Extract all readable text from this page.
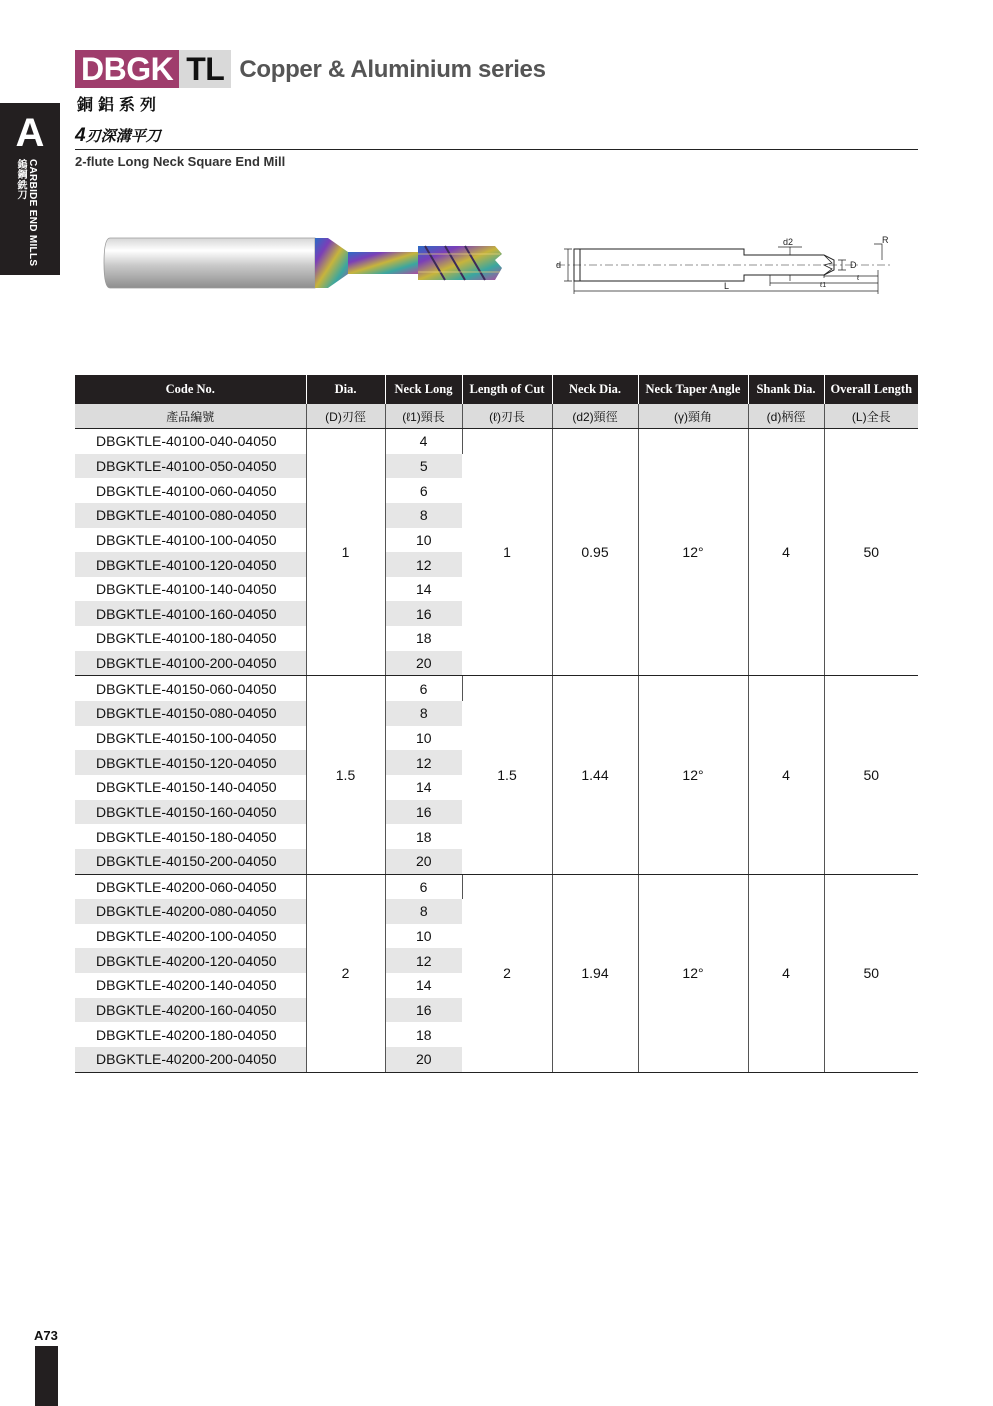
A
CARBIDE END MILLS
鎢鋼銑刀
DBGK TL Copper & Aluminium series
銅鋁系列
4刃深溝平刀
2-flute Long Neck Square End Mill
d
d2	R
D
L	ℓ1
ℓ
Code No.	Dia.	Neck Long	Length of Cut	Neck Dia.	Neck Taper Angle	Shank Dia.	Overall Length
產品編號	(D)刃徑	(ℓ1)頸長	(ℓ)刃長	(d2)頸徑	(γ)頸角	(d)柄徑	(L)全長
DBGKTLE-40100-040-04050	1	4	1	0.95	12°	4	50
DBGKTLE-40100-050-04050		5					
DBGKTLE-40100-060-04050		6					
DBGKTLE-40100-080-04050		8					
DBGKTLE-40100-100-04050		10					
DBGKTLE-40100-120-04050		12					
DBGKTLE-40100-140-04050		14					
DBGKTLE-40100-160-04050		16					
DBGKTLE-40100-180-04050		18					
DBGKTLE-40100-200-04050		20					
DBGKTLE-40150-060-04050	1.5	6	1.5	1.44	12°	4	50
DBGKTLE-40150-080-04050		8					
DBGKTLE-40150-100-04050		10					
DBGKTLE-40150-120-04050		12					
DBGKTLE-40150-140-04050		14					
DBGKTLE-40150-160-04050		16					
DBGKTLE-40150-180-04050		18					
DBGKTLE-40150-200-04050		20					
DBGKTLE-40200-060-04050	2	6	2	1.94	12°	4	50
DBGKTLE-40200-080-04050		8					
DBGKTLE-40200-100-04050		10					
DBGKTLE-40200-120-04050		12					
DBGKTLE-40200-140-04050		14					
DBGKTLE-40200-160-04050		16					
DBGKTLE-40200-180-04050		18					
DBGKTLE-40200-200-04050		20					
A73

Given instruction:
Gather all the lines that include the word "Long" and copy them out.

The completed task:
2-flute Long Neck Square End Mill
Code No.	Dia.	Neck Long	Length of Cut	Neck Dia.	Neck Taper Angle	Shank Dia.	Overall Length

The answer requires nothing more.